#### WHAT IS EXPECTED:
Within the material below, find each line bearing the word "grid" and present it.

#### INFORMATION GIVEN:
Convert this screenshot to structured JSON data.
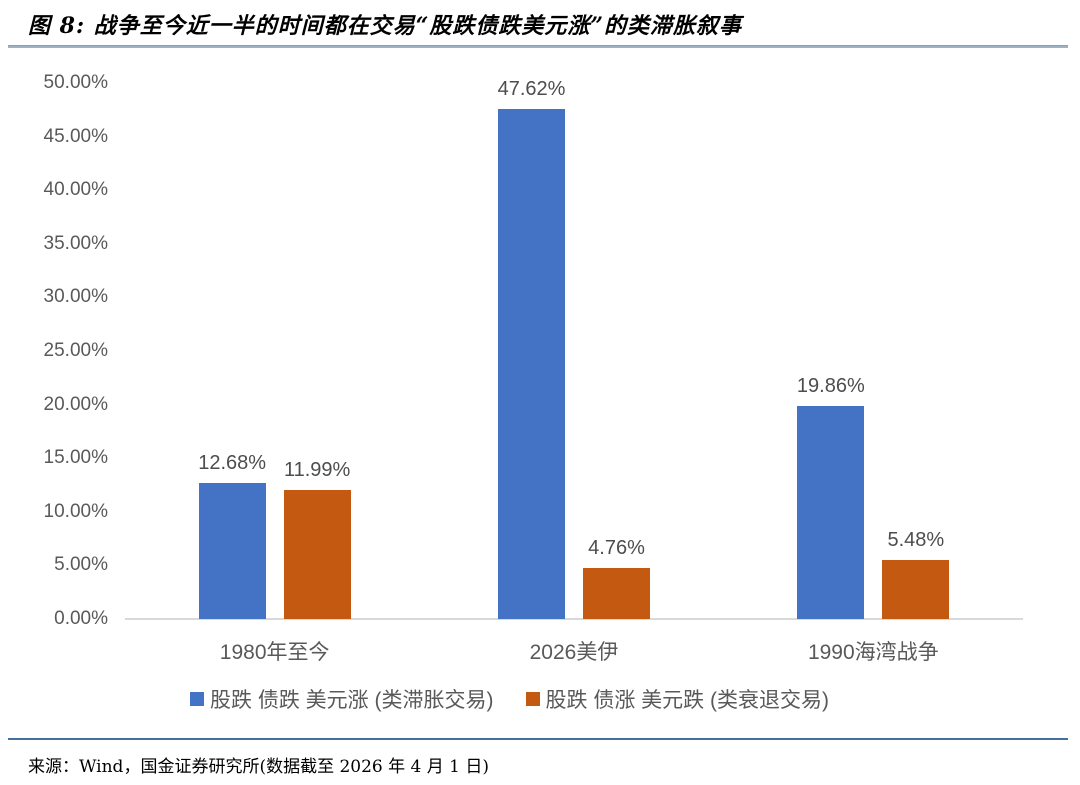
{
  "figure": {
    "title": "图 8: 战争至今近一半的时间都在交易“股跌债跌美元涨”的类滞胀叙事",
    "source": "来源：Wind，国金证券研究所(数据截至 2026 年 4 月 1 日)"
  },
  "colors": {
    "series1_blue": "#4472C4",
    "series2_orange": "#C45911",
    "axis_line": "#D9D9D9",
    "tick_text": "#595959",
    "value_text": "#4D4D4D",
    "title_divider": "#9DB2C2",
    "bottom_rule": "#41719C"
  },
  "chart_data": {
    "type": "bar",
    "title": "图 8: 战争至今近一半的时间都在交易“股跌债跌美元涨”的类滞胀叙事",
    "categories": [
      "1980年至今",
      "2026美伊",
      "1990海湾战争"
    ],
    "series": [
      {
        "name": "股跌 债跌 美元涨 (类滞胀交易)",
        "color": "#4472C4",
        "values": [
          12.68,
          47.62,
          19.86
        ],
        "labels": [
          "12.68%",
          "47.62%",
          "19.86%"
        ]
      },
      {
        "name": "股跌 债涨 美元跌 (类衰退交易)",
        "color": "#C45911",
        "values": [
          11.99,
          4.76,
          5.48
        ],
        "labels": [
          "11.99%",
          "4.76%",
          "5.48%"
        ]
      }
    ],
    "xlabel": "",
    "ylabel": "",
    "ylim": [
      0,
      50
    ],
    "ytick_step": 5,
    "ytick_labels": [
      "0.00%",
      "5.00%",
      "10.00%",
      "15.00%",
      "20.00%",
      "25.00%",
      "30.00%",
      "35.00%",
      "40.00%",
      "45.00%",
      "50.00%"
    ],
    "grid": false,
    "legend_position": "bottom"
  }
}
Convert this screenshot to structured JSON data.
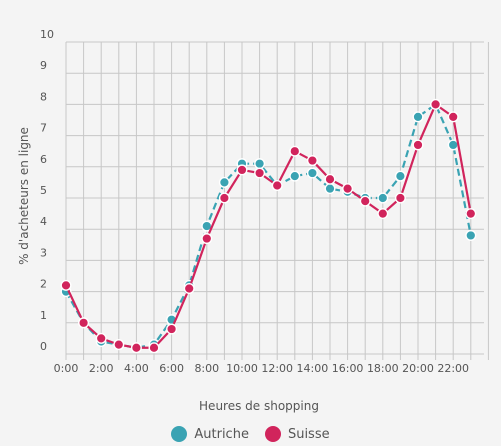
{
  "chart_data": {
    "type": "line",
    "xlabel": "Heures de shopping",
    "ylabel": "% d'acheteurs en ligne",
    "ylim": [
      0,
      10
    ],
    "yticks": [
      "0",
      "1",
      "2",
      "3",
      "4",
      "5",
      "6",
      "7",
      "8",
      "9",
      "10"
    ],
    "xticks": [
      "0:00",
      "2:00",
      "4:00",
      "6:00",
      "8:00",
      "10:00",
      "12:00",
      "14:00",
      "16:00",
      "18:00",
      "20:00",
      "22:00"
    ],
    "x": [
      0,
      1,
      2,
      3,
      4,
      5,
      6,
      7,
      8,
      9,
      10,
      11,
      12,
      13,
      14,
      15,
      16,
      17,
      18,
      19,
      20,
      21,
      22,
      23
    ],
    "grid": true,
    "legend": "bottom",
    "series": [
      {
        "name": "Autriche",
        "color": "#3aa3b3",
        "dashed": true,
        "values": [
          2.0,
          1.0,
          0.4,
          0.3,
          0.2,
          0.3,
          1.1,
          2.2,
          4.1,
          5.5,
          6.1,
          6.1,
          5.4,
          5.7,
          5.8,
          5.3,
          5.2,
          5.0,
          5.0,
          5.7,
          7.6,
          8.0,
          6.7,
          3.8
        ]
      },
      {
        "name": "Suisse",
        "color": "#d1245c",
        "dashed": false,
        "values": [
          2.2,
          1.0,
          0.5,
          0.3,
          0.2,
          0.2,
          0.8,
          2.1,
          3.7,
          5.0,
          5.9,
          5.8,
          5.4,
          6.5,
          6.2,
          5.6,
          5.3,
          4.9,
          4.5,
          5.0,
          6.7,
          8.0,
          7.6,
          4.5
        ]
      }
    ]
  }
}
* * *
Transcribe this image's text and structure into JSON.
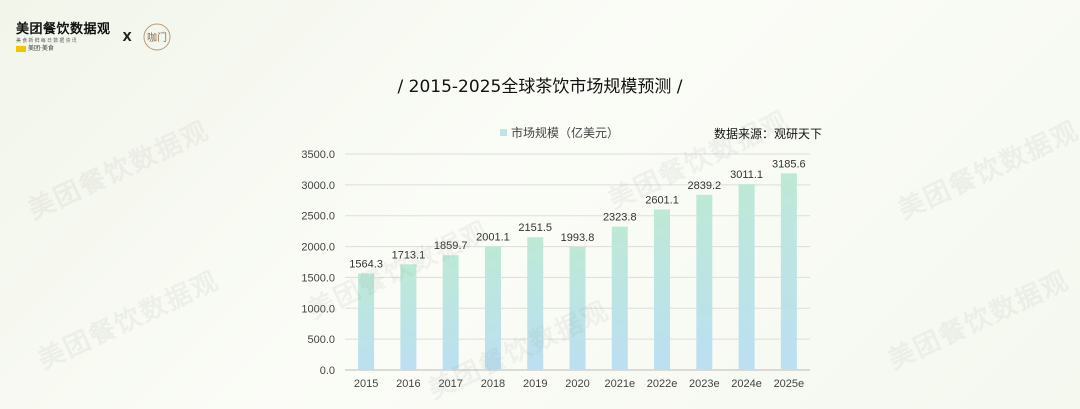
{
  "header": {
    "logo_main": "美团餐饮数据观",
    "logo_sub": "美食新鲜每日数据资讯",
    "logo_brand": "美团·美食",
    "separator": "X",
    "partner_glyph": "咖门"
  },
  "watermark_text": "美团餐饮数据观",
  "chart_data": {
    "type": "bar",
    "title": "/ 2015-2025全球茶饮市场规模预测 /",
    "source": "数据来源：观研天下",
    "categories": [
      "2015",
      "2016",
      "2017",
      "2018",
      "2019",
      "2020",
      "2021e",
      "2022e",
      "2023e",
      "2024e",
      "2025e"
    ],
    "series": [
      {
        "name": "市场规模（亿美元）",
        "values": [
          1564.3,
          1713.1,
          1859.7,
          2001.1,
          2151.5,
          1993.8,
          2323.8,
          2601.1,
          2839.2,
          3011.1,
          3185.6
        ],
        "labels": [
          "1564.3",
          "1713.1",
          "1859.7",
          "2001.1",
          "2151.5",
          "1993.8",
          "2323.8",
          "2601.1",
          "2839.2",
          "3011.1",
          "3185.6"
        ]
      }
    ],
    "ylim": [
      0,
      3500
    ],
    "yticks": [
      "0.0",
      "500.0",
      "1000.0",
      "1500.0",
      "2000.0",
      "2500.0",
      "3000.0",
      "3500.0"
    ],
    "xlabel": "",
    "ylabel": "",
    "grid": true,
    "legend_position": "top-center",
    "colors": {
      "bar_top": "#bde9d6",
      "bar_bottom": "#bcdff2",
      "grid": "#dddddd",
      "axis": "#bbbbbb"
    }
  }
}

#### FULL RESPONSE:
    "grid": false,
    "grid": true,
    "grid": true,
      "grid": "#dddddd",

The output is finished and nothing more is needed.